Extract provided ->
- - -

Pipeline 3: Model Deployment

Purpose: Deploy models to production with safety checks

yaml

# .github/workflows/deploy-model.yml
name: Deploy Model

on:
  push:
    tags:
      - 'model-v*'
  workflow_dispatch:
    inputs:
      model-version:
        description: 'Model version to deploy'
        required: true
      environment:
        description: 'Target environment'
        required: true
        default: 'staging'
        type: choice
        options:
          - staging
          - production

env:
  AWS_REGION: us-east-1
  ECR_REGISTRY: ${{ secrets.AWS_ECR_REGISTRY }}
  MODEL_NAME: ml-model

jobs:
  deploy:
    name: Deploy to ${{ github.event.inputs.environment || 'staging' }}
    runs-on: ubuntu-latest
    environment:
      name: ${{ github.event.inputs.environment || 'staging' }}
      url: https://${{ github.event.inputs.environment || 'staging' }}.example.com

    steps:
      - uses: actions/checkout@v4

      - name: Configure AWS
        uses: aws-actions/configure-aws-credentials@v4
        with:
          aws-access-key-id: ${{ secrets.AWS_ACCESS_KEY_ID }}
          aws-secret-access-key: ${{ secrets.AWS_SECRET_ACCESS_KEY }}
          aws-region: ${{ env.AWS_REGION }}

      - name: Login to ECR
        uses: aws-actions/amazon-ecr-login@v2

      - name: Download model from MLflow
        env:
          MLFLOW_TRACKING_URI: ${{ secrets.MLFLOW_TRACKING_URI }}
        run: |
          pip install mlflow
          mlflow models download \
            -m "models:/${{ env.MODEL_NAME }}/${{ github.event.inputs['model-version'] || 'latest' }}" \
            -d ./model

      - name: Build Docker image
        uses: docker/build-push-action@v5
        with:
          context: .
          file: ./docker/Dockerfile.serving
          push: true
          tags: |
            ${{ env.ECR_REGISTRY }}/${{ env.MODEL_NAME }}:${{ github.sha }}
            ${{ env.ECR_REGISTRY }}/${{ env.MODEL_NAME }}:latest
          cache-from: type=gha
          cache-to: type=gha,mode=max

      - name: Deploy to ECS
        run: |
          TASK_DEFINITION=$(aws ecs describe-task-definition \
            --cluster ${{ github.event.inputs.environment || 'staging' }}-cluster \
            --service ${{ env.MODEL_NAME }}-service \
            --query 'taskDefinition' \
            --output text)

          aws ecs update-service \
            --cluster ${{ github.event.inputs.environment || 'staging' }}-cluster \
            --service ${{ env.MODEL_NAME }}-service \
            --task-definition $TASK_DEFINITION \
            --force-new-deployment

      - name: Wait for deployment
        run: |
          aws ecs wait services-stable \
            --cluster ${{ github.event.inputs.environment || 'staging' }}-cluster \
            --services ${{ env.MODEL_NAME }}-service

      - name: Run smoke tests
        run: |
          python tests/smoke_test.py \
            --endpoint https://${{ github.event.inputs.environment || 'staging' }}.example.com/predict

      - name: Rollback on failure
        if: failure()

- - -

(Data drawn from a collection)
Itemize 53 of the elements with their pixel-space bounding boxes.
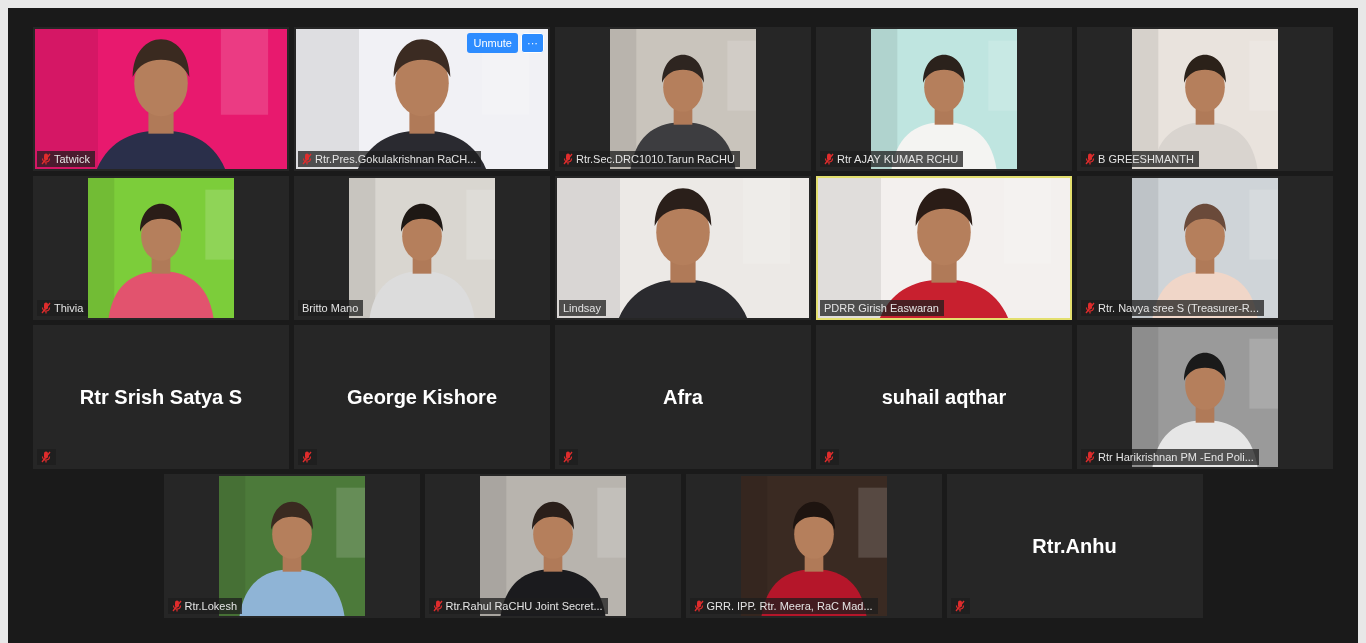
- video-tile[interactable]: Rtr. Navya sree S (Treasurer-R...: [1077, 176, 1333, 320]
- video-tile[interactable]: Rtr Srish Satya S: [33, 325, 289, 469]
- video-tile[interactable]: Rtr.Anhu: [946, 474, 1203, 618]
- muted-mic-icon: [693, 600, 704, 612]
- video-tile[interactable]: GRR. IPP. Rtr. Meera, RaC Mad...: [685, 474, 942, 618]
- muted-mic-icon: [41, 451, 51, 463]
- video-tile[interactable]: George Kishore: [294, 325, 550, 469]
- muted-mic-icon: [302, 451, 312, 463]
- participant-name: Afra: [663, 385, 703, 409]
- video-tile[interactable]: Rtr Harikrishnan PM -End Poli...: [1077, 325, 1333, 469]
- participant-name: GRR. IPP. Rtr. Meera, RaC Mad...: [706, 600, 873, 612]
- video-tile[interactable]: Britto Mano: [294, 176, 550, 320]
- muted-mic-icon: [171, 600, 182, 612]
- participant-name: Rtr.Pres.Gokulakrishnan RaCH...: [315, 153, 477, 165]
- participant-name: Rtr.Sec.DRC1010.Tarun RaCHU: [576, 153, 735, 165]
- participant-name: Rtr Harikrishnan PM -End Poli...: [1098, 451, 1254, 463]
- participant-name: Thivia: [54, 302, 84, 314]
- video-tile[interactable]: suhail aqthar: [816, 325, 1072, 469]
- participant-name: Lindsay: [563, 302, 601, 314]
- video-tile[interactable]: Thivia: [33, 176, 289, 320]
- participant-name: Rtr.Rahul RaCHU Joint Secret...: [445, 600, 603, 612]
- muted-mic-icon: [954, 600, 965, 612]
- participant-name: Rtr.Anhu: [1032, 534, 1117, 558]
- participant-name: suhail aqthar: [881, 385, 1007, 409]
- muted-mic-icon: [824, 451, 834, 463]
- muted-mic-icon: [824, 153, 834, 165]
- video-tile[interactable]: PDRR Girish Easwaran: [816, 176, 1072, 320]
- muted-mic-icon: [1085, 153, 1095, 165]
- video-tile[interactable]: Rtr.Sec.DRC1010.Tarun RaCHU: [555, 27, 811, 171]
- participant-name: PDRR Girish Easwaran: [824, 302, 939, 314]
- muted-mic-icon: [41, 153, 51, 165]
- participant-name: Rtr. Navya sree S (Treasurer-R...: [1098, 302, 1259, 314]
- participant-name: Tatwick: [54, 153, 91, 165]
- video-tile[interactable]: Lindsay: [555, 176, 811, 320]
- muted-mic-icon: [41, 302, 51, 314]
- participant-name: Britto Mano: [302, 302, 359, 314]
- video-tile[interactable]: B GREESHMANTH: [1077, 27, 1333, 171]
- participant-name: Rtr Srish Satya S: [79, 385, 243, 409]
- participant-name: Rtr AJAY KUMAR RCHU: [837, 153, 959, 165]
- participant-name: George Kishore: [346, 385, 497, 409]
- participant-name: Rtr.Lokesh: [184, 600, 238, 612]
- video-tile[interactable]: Rtr.Rahul RaCHU Joint Secret...: [424, 474, 681, 618]
- participant-name: B GREESHMANTH: [1098, 153, 1194, 165]
- muted-mic-icon: [302, 153, 312, 165]
- muted-mic-icon: [563, 451, 573, 463]
- muted-mic-icon: [1085, 451, 1095, 463]
- muted-mic-icon: [563, 153, 573, 165]
- video-tile[interactable]: Tatwick: [33, 27, 289, 171]
- video-tile[interactable]: Afra: [555, 325, 811, 469]
- video-tile[interactable]: Rtr.Lokesh: [163, 474, 420, 618]
- video-tile[interactable]: Rtr AJAY KUMAR RCHU: [816, 27, 1072, 171]
- muted-mic-icon: [1085, 302, 1095, 314]
- muted-mic-icon: [432, 600, 443, 612]
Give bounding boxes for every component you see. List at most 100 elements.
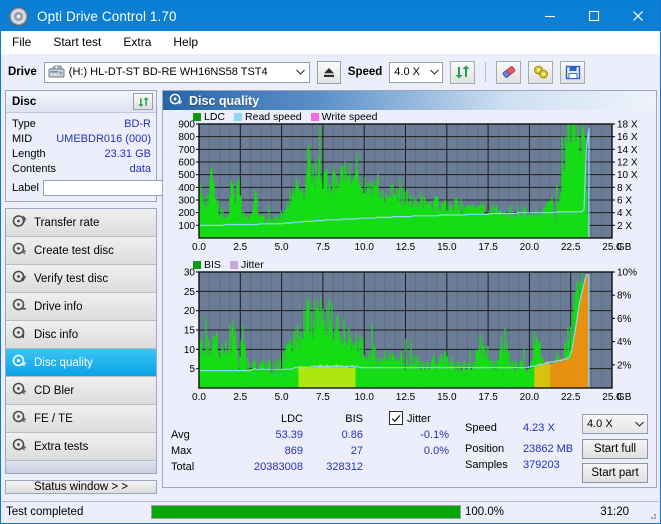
svg-text:25: 25 (184, 287, 196, 298)
sidebar-item-fe-te[interactable]: FE / TE (6, 405, 156, 433)
legend-label: LDC (204, 111, 226, 123)
drive-select[interactable]: (H:) HL-DT-ST BD-RE WH16NS58 TST4 (43, 61, 310, 83)
svg-text:10.0: 10.0 (354, 242, 374, 253)
refresh-icon (137, 96, 149, 107)
samples-stat-value: 379203 (523, 459, 560, 471)
ldc-chart-svg: 1002003004005006007008009002 X4 X6 X8 X1… (178, 120, 638, 254)
window-title: Opti Drive Control 1.70 (37, 8, 177, 24)
svg-text:8%: 8% (617, 291, 632, 302)
refresh-button[interactable] (450, 60, 476, 84)
svg-text:5.0: 5.0 (275, 392, 289, 403)
disc-quality-icon (169, 93, 183, 109)
sidebar-label: Create test disc (34, 244, 114, 257)
stats-max-ldc: 869 (284, 445, 303, 457)
disc-refresh-button[interactable] (133, 93, 153, 110)
sidebar-item-verify-test-disc[interactable]: Verify test disc (6, 265, 156, 293)
legend-swatch (310, 113, 319, 121)
svg-text:700: 700 (178, 145, 195, 156)
disc-quality-header: Disc quality (163, 91, 656, 110)
position-stat-value: 23862 MB (523, 443, 574, 455)
speed-label: Speed (347, 66, 383, 78)
legend-label: Read speed (245, 111, 302, 123)
cd-bler-icon (12, 382, 27, 399)
speed-stat-value: 4.23 X (523, 422, 555, 434)
svg-text:200: 200 (178, 208, 195, 219)
legend-label: BIS (204, 259, 221, 271)
result-speed-select[interactable]: 4.0 X (582, 414, 648, 434)
disc-row-contents: Contents data (12, 161, 151, 176)
start-part-button[interactable]: Start part (582, 463, 648, 483)
svg-text:7.5: 7.5 (316, 242, 330, 253)
save-button[interactable] (560, 60, 586, 84)
svg-text:0.0: 0.0 (192, 392, 206, 403)
svg-text:15.0: 15.0 (437, 392, 457, 403)
bulb-icon (533, 65, 548, 79)
speed-value: 4.0 X (394, 66, 420, 78)
menu-extra[interactable]: Extra (121, 33, 161, 51)
disc-length-key: Length (12, 147, 46, 160)
jitter-avg-value: -0.1% (420, 429, 449, 441)
erase-button[interactable] (496, 60, 522, 84)
svg-text:10: 10 (184, 345, 196, 356)
sidebar-item-disc-quality[interactable]: Disc quality (6, 349, 156, 377)
close-icon[interactable] (616, 1, 660, 31)
jitter-checkbox[interactable] (389, 411, 403, 426)
sidebar-item-create-test-disc[interactable]: Create test disc (6, 237, 156, 265)
stats-col-bis: BIS (345, 413, 363, 425)
stats-total-ldc: 20383008 (254, 461, 303, 473)
chevron-down-icon[interactable] (631, 421, 647, 427)
progress-fill (152, 506, 460, 518)
svg-text:2.5: 2.5 (233, 392, 247, 403)
svg-text:500: 500 (178, 170, 195, 181)
verify-disc-icon (12, 270, 27, 287)
svg-text:12 X: 12 X (617, 158, 638, 169)
svg-text:12.5: 12.5 (396, 242, 416, 253)
nav-filler (6, 461, 156, 473)
disc-quality-pane: Disc quality LDC Read speed Write speed 10… (162, 90, 657, 488)
disc-label-row: Label (12, 179, 250, 197)
menu-help[interactable]: Help (171, 33, 208, 51)
stats-row-total-label: Total (171, 461, 195, 473)
minimize-icon[interactable] (528, 1, 572, 31)
sidebar-item-drive-info[interactable]: Drive info (6, 293, 156, 321)
maximize-icon[interactable] (572, 1, 616, 31)
sidebar-item-disc-info[interactable]: Disc info (6, 321, 156, 349)
svg-text:17.5: 17.5 (478, 242, 498, 253)
sidebar-item-extra-tests[interactable]: Extra tests (6, 433, 156, 461)
sidebar-item-transfer-rate[interactable]: Transfer rate (6, 209, 156, 237)
disc-panel-header: Disc (6, 91, 156, 113)
svg-text:4 X: 4 X (617, 208, 632, 219)
legend-label: Jitter (240, 259, 264, 271)
resize-grip-icon[interactable] (645, 505, 659, 519)
disc-mid-key: MID (12, 132, 33, 145)
settings-button[interactable] (528, 60, 554, 84)
svg-text:17.5: 17.5 (478, 392, 498, 403)
speed-select[interactable]: 4.0 X (389, 61, 444, 83)
svg-text:20.0: 20.0 (520, 392, 540, 403)
status-window-button[interactable]: Status window > > (5, 480, 157, 494)
jitter-label: Jitter (407, 413, 431, 425)
svg-text:14 X: 14 X (617, 145, 638, 156)
eject-button[interactable] (316, 60, 341, 84)
svg-text:0.0: 0.0 (192, 242, 206, 253)
chevron-down-icon[interactable] (426, 69, 442, 75)
toolbar-separator (485, 62, 487, 82)
menu-file[interactable]: File (10, 33, 41, 51)
bis-chart-svg: 510152025302%4%6%8%10%0.0 2.5 5.0 7.5 10.0 12… (184, 268, 637, 404)
chevron-down-icon[interactable] (293, 69, 309, 75)
disc-info-icon (12, 326, 27, 343)
status-message: Test completed (6, 506, 84, 518)
svg-text:GB: GB (617, 242, 632, 253)
refresh-icon (455, 65, 470, 79)
sidebar-item-cd-bler[interactable]: CD Bler (6, 377, 156, 405)
svg-text:10.0: 10.0 (354, 392, 374, 403)
legend-entry: Write speed (310, 111, 378, 123)
disc-length-value: 23.31 GB (104, 147, 151, 160)
start-full-button[interactable]: Start full (582, 439, 648, 459)
menu-start-test[interactable]: Start test (51, 33, 111, 51)
svg-text:15: 15 (184, 326, 196, 337)
disc-row-type: Type BD-R (12, 116, 151, 131)
legend-entry: LDC (193, 111, 225, 123)
disc-contents-key: Contents (12, 162, 57, 175)
stats-avg-ldc: 53.39 (275, 429, 303, 441)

- - -

Exercise set ->
a – In the model deployment workflow, which AWS region is assigned to AWS_REGION?
b – Write out the lines in the rows above, starting at the line that contains "- video-tile[interactable]: Rtr. Navya" and ending at the line that contains "- video-tile[interactable]: Rtr Harikrishnan".

Answers to the exercise ->
a – us-east-1

b –
- video-tile[interactable]: Rtr. Navya sree S (Treasurer-R...: [1077, 176, 1333, 320]
- video-tile[interactable]: Rtr Srish Satya S: [33, 325, 289, 469]
- video-tile[interactable]: Rtr.Anhu: [946, 474, 1203, 618]
- muted-mic-icon: [693, 600, 704, 612]
- video-tile[interactable]: GRR. IPP. Rtr. Meera, RaC Mad...: [685, 474, 942, 618]
- muted-mic-icon: [41, 451, 51, 463]
- video-tile[interactable]: George Kishore: [294, 325, 550, 469]
- muted-mic-icon: [302, 451, 312, 463]
- participant-name: Afra: [663, 385, 703, 409]
- video-tile[interactable]: Rtr Harikrishnan PM -End Poli...: [1077, 325, 1333, 469]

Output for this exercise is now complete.